## [TASK DESCRIPTION]
Leave out the pictures; transcribe all else exactly.

## [RECORDS FOR THIS TASK]
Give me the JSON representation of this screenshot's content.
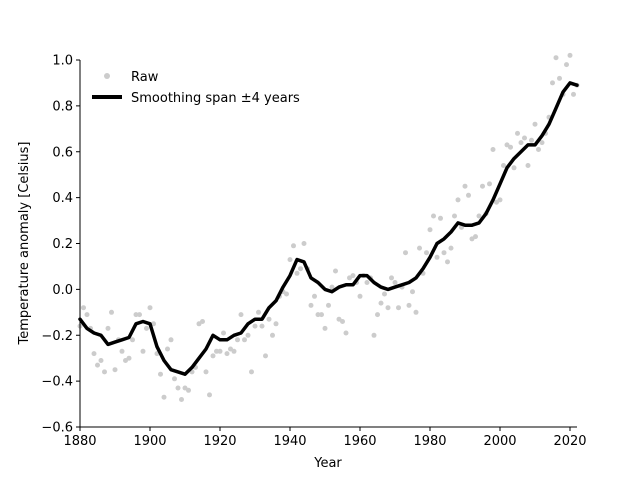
{
  "chart_data": {
    "type": "line",
    "title": "",
    "xlabel": "Year",
    "ylabel": "Temperature anomaly [Celsius]",
    "xlim": [
      1880,
      2022
    ],
    "ylim": [
      -0.6,
      1.0
    ],
    "xticks": [
      1880,
      1900,
      1920,
      1940,
      1960,
      1980,
      2000,
      2020
    ],
    "yticks": [
      -0.6,
      -0.4,
      -0.2,
      0.0,
      0.2,
      0.4,
      0.6,
      0.8,
      1.0
    ],
    "grid": false,
    "legend_position": "upper-left",
    "series": [
      {
        "name": "Raw",
        "style": "scatter",
        "color": "#cccccc",
        "x": [
          1880,
          1881,
          1882,
          1883,
          1884,
          1885,
          1886,
          1887,
          1888,
          1889,
          1890,
          1891,
          1892,
          1893,
          1894,
          1895,
          1896,
          1897,
          1898,
          1899,
          1900,
          1901,
          1902,
          1903,
          1904,
          1905,
          1906,
          1907,
          1908,
          1909,
          1910,
          1911,
          1912,
          1913,
          1914,
          1915,
          1916,
          1917,
          1918,
          1919,
          1920,
          1921,
          1922,
          1923,
          1924,
          1925,
          1926,
          1927,
          1928,
          1929,
          1930,
          1931,
          1932,
          1933,
          1934,
          1935,
          1936,
          1937,
          1938,
          1939,
          1940,
          1941,
          1942,
          1943,
          1944,
          1945,
          1946,
          1947,
          1948,
          1949,
          1950,
          1951,
          1952,
          1953,
          1954,
          1955,
          1956,
          1957,
          1958,
          1959,
          1960,
          1961,
          1962,
          1963,
          1964,
          1965,
          1966,
          1967,
          1968,
          1969,
          1970,
          1971,
          1972,
          1973,
          1974,
          1975,
          1976,
          1977,
          1978,
          1979,
          1980,
          1981,
          1982,
          1983,
          1984,
          1985,
          1986,
          1987,
          1988,
          1989,
          1990,
          1991,
          1992,
          1993,
          1994,
          1995,
          1996,
          1997,
          1998,
          1999,
          2000,
          2001,
          2002,
          2003,
          2004,
          2005,
          2006,
          2007,
          2008,
          2009,
          2010,
          2011,
          2012,
          2013,
          2014,
          2015,
          2016,
          2017,
          2018,
          2019,
          2020,
          2021,
          2022
        ],
        "y": [
          -0.16,
          -0.08,
          -0.11,
          -0.17,
          -0.28,
          -0.33,
          -0.31,
          -0.36,
          -0.17,
          -0.1,
          -0.35,
          -0.22,
          -0.27,
          -0.31,
          -0.3,
          -0.22,
          -0.11,
          -0.11,
          -0.27,
          -0.17,
          -0.08,
          -0.15,
          -0.28,
          -0.37,
          -0.47,
          -0.26,
          -0.22,
          -0.39,
          -0.43,
          -0.48,
          -0.43,
          -0.44,
          -0.36,
          -0.34,
          -0.15,
          -0.14,
          -0.36,
          -0.46,
          -0.29,
          -0.27,
          -0.27,
          -0.19,
          -0.28,
          -0.26,
          -0.27,
          -0.22,
          -0.11,
          -0.22,
          -0.2,
          -0.36,
          -0.16,
          -0.1,
          -0.16,
          -0.29,
          -0.13,
          -0.2,
          -0.15,
          -0.03,
          -0.01,
          -0.02,
          0.13,
          0.19,
          0.07,
          0.09,
          0.2,
          0.09,
          -0.07,
          -0.03,
          -0.11,
          -0.11,
          -0.17,
          -0.07,
          0.01,
          0.08,
          -0.13,
          -0.14,
          -0.19,
          0.05,
          0.06,
          0.03,
          -0.03,
          0.06,
          0.03,
          0.05,
          -0.2,
          -0.11,
          -0.06,
          -0.02,
          -0.08,
          0.05,
          0.03,
          -0.08,
          0.01,
          0.16,
          -0.07,
          -0.01,
          -0.1,
          0.18,
          0.07,
          0.16,
          0.26,
          0.32,
          0.14,
          0.31,
          0.16,
          0.12,
          0.18,
          0.32,
          0.39,
          0.27,
          0.45,
          0.41,
          0.22,
          0.23,
          0.32,
          0.45,
          0.33,
          0.46,
          0.61,
          0.38,
          0.39,
          0.54,
          0.63,
          0.62,
          0.53,
          0.68,
          0.64,
          0.66,
          0.54,
          0.65,
          0.72,
          0.61,
          0.64,
          0.68,
          0.75,
          0.9,
          1.01,
          0.92,
          0.85,
          0.98,
          1.02,
          0.85,
          0.89
        ]
      },
      {
        "name": "Smoothing span ±4 years",
        "style": "line",
        "color": "#000000",
        "x": [
          1880,
          1882,
          1884,
          1886,
          1888,
          1890,
          1892,
          1894,
          1896,
          1898,
          1900,
          1902,
          1904,
          1906,
          1908,
          1910,
          1912,
          1914,
          1916,
          1918,
          1920,
          1922,
          1924,
          1926,
          1928,
          1930,
          1932,
          1934,
          1936,
          1938,
          1940,
          1942,
          1944,
          1946,
          1948,
          1950,
          1952,
          1954,
          1956,
          1958,
          1960,
          1962,
          1964,
          1966,
          1968,
          1970,
          1972,
          1974,
          1976,
          1978,
          1980,
          1982,
          1984,
          1986,
          1988,
          1990,
          1992,
          1994,
          1996,
          1998,
          2000,
          2002,
          2004,
          2006,
          2008,
          2010,
          2012,
          2014,
          2016,
          2018,
          2020,
          2022
        ],
        "y": [
          -0.13,
          -0.17,
          -0.19,
          -0.2,
          -0.24,
          -0.23,
          -0.22,
          -0.21,
          -0.15,
          -0.14,
          -0.15,
          -0.25,
          -0.31,
          -0.35,
          -0.36,
          -0.37,
          -0.34,
          -0.3,
          -0.26,
          -0.2,
          -0.22,
          -0.22,
          -0.2,
          -0.19,
          -0.15,
          -0.13,
          -0.13,
          -0.08,
          -0.05,
          0.01,
          0.06,
          0.13,
          0.12,
          0.05,
          0.03,
          0.0,
          -0.01,
          0.01,
          0.02,
          0.02,
          0.06,
          0.06,
          0.03,
          0.01,
          0.0,
          0.01,
          0.02,
          0.03,
          0.05,
          0.09,
          0.14,
          0.2,
          0.22,
          0.25,
          0.29,
          0.28,
          0.28,
          0.29,
          0.33,
          0.39,
          0.46,
          0.53,
          0.57,
          0.6,
          0.63,
          0.63,
          0.67,
          0.72,
          0.79,
          0.86,
          0.9,
          0.89
        ]
      }
    ]
  }
}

## [FULL RESPONSE]
Give me the JSON representation of this screenshot's content.
{
  "chart_data": {
    "type": "line",
    "title": "",
    "xlabel": "Year",
    "ylabel": "Temperature anomaly [Celsius]",
    "xlim": [
      1880,
      2022
    ],
    "ylim": [
      -0.6,
      1.0
    ],
    "xticks": [
      1880,
      1900,
      1920,
      1940,
      1960,
      1980,
      2000,
      2020
    ],
    "yticks": [
      -0.6,
      -0.4,
      -0.2,
      0.0,
      0.2,
      0.4,
      0.6,
      0.8,
      1.0
    ],
    "grid": false,
    "legend_position": "upper-left",
    "series": [
      {
        "name": "Raw",
        "style": "scatter",
        "color": "#cccccc",
        "x": [
          1880,
          1881,
          1882,
          1883,
          1884,
          1885,
          1886,
          1887,
          1888,
          1889,
          1890,
          1891,
          1892,
          1893,
          1894,
          1895,
          1896,
          1897,
          1898,
          1899,
          1900,
          1901,
          1902,
          1903,
          1904,
          1905,
          1906,
          1907,
          1908,
          1909,
          1910,
          1911,
          1912,
          1913,
          1914,
          1915,
          1916,
          1917,
          1918,
          1919,
          1920,
          1921,
          1922,
          1923,
          1924,
          1925,
          1926,
          1927,
          1928,
          1929,
          1930,
          1931,
          1932,
          1933,
          1934,
          1935,
          1936,
          1937,
          1938,
          1939,
          1940,
          1941,
          1942,
          1943,
          1944,
          1945,
          1946,
          1947,
          1948,
          1949,
          1950,
          1951,
          1952,
          1953,
          1954,
          1955,
          1956,
          1957,
          1958,
          1959,
          1960,
          1961,
          1962,
          1963,
          1964,
          1965,
          1966,
          1967,
          1968,
          1969,
          1970,
          1971,
          1972,
          1973,
          1974,
          1975,
          1976,
          1977,
          1978,
          1979,
          1980,
          1981,
          1982,
          1983,
          1984,
          1985,
          1986,
          1987,
          1988,
          1989,
          1990,
          1991,
          1992,
          1993,
          1994,
          1995,
          1996,
          1997,
          1998,
          1999,
          2000,
          2001,
          2002,
          2003,
          2004,
          2005,
          2006,
          2007,
          2008,
          2009,
          2010,
          2011,
          2012,
          2013,
          2014,
          2015,
          2016,
          2017,
          2018,
          2019,
          2020,
          2021,
          2022
        ],
        "y": [
          -0.16,
          -0.08,
          -0.11,
          -0.17,
          -0.28,
          -0.33,
          -0.31,
          -0.36,
          -0.17,
          -0.1,
          -0.35,
          -0.22,
          -0.27,
          -0.31,
          -0.3,
          -0.22,
          -0.11,
          -0.11,
          -0.27,
          -0.17,
          -0.08,
          -0.15,
          -0.28,
          -0.37,
          -0.47,
          -0.26,
          -0.22,
          -0.39,
          -0.43,
          -0.48,
          -0.43,
          -0.44,
          -0.36,
          -0.34,
          -0.15,
          -0.14,
          -0.36,
          -0.46,
          -0.29,
          -0.27,
          -0.27,
          -0.19,
          -0.28,
          -0.26,
          -0.27,
          -0.22,
          -0.11,
          -0.22,
          -0.2,
          -0.36,
          -0.16,
          -0.1,
          -0.16,
          -0.29,
          -0.13,
          -0.2,
          -0.15,
          -0.03,
          -0.01,
          -0.02,
          0.13,
          0.19,
          0.07,
          0.09,
          0.2,
          0.09,
          -0.07,
          -0.03,
          -0.11,
          -0.11,
          -0.17,
          -0.07,
          0.01,
          0.08,
          -0.13,
          -0.14,
          -0.19,
          0.05,
          0.06,
          0.03,
          -0.03,
          0.06,
          0.03,
          0.05,
          -0.2,
          -0.11,
          -0.06,
          -0.02,
          -0.08,
          0.05,
          0.03,
          -0.08,
          0.01,
          0.16,
          -0.07,
          -0.01,
          -0.1,
          0.18,
          0.07,
          0.16,
          0.26,
          0.32,
          0.14,
          0.31,
          0.16,
          0.12,
          0.18,
          0.32,
          0.39,
          0.27,
          0.45,
          0.41,
          0.22,
          0.23,
          0.32,
          0.45,
          0.33,
          0.46,
          0.61,
          0.38,
          0.39,
          0.54,
          0.63,
          0.62,
          0.53,
          0.68,
          0.64,
          0.66,
          0.54,
          0.65,
          0.72,
          0.61,
          0.64,
          0.68,
          0.75,
          0.9,
          1.01,
          0.92,
          0.85,
          0.98,
          1.02,
          0.85,
          0.89
        ]
      },
      {
        "name": "Smoothing span ±4 years",
        "style": "line",
        "color": "#000000",
        "x": [
          1880,
          1882,
          1884,
          1886,
          1888,
          1890,
          1892,
          1894,
          1896,
          1898,
          1900,
          1902,
          1904,
          1906,
          1908,
          1910,
          1912,
          1914,
          1916,
          1918,
          1920,
          1922,
          1924,
          1926,
          1928,
          1930,
          1932,
          1934,
          1936,
          1938,
          1940,
          1942,
          1944,
          1946,
          1948,
          1950,
          1952,
          1954,
          1956,
          1958,
          1960,
          1962,
          1964,
          1966,
          1968,
          1970,
          1972,
          1974,
          1976,
          1978,
          1980,
          1982,
          1984,
          1986,
          1988,
          1990,
          1992,
          1994,
          1996,
          1998,
          2000,
          2002,
          2004,
          2006,
          2008,
          2010,
          2012,
          2014,
          2016,
          2018,
          2020,
          2022
        ],
        "y": [
          -0.13,
          -0.17,
          -0.19,
          -0.2,
          -0.24,
          -0.23,
          -0.22,
          -0.21,
          -0.15,
          -0.14,
          -0.15,
          -0.25,
          -0.31,
          -0.35,
          -0.36,
          -0.37,
          -0.34,
          -0.3,
          -0.26,
          -0.2,
          -0.22,
          -0.22,
          -0.2,
          -0.19,
          -0.15,
          -0.13,
          -0.13,
          -0.08,
          -0.05,
          0.01,
          0.06,
          0.13,
          0.12,
          0.05,
          0.03,
          0.0,
          -0.01,
          0.01,
          0.02,
          0.02,
          0.06,
          0.06,
          0.03,
          0.01,
          0.0,
          0.01,
          0.02,
          0.03,
          0.05,
          0.09,
          0.14,
          0.2,
          0.22,
          0.25,
          0.29,
          0.28,
          0.28,
          0.29,
          0.33,
          0.39,
          0.46,
          0.53,
          0.57,
          0.6,
          0.63,
          0.63,
          0.67,
          0.72,
          0.79,
          0.86,
          0.9,
          0.89
        ]
      }
    ]
  }
}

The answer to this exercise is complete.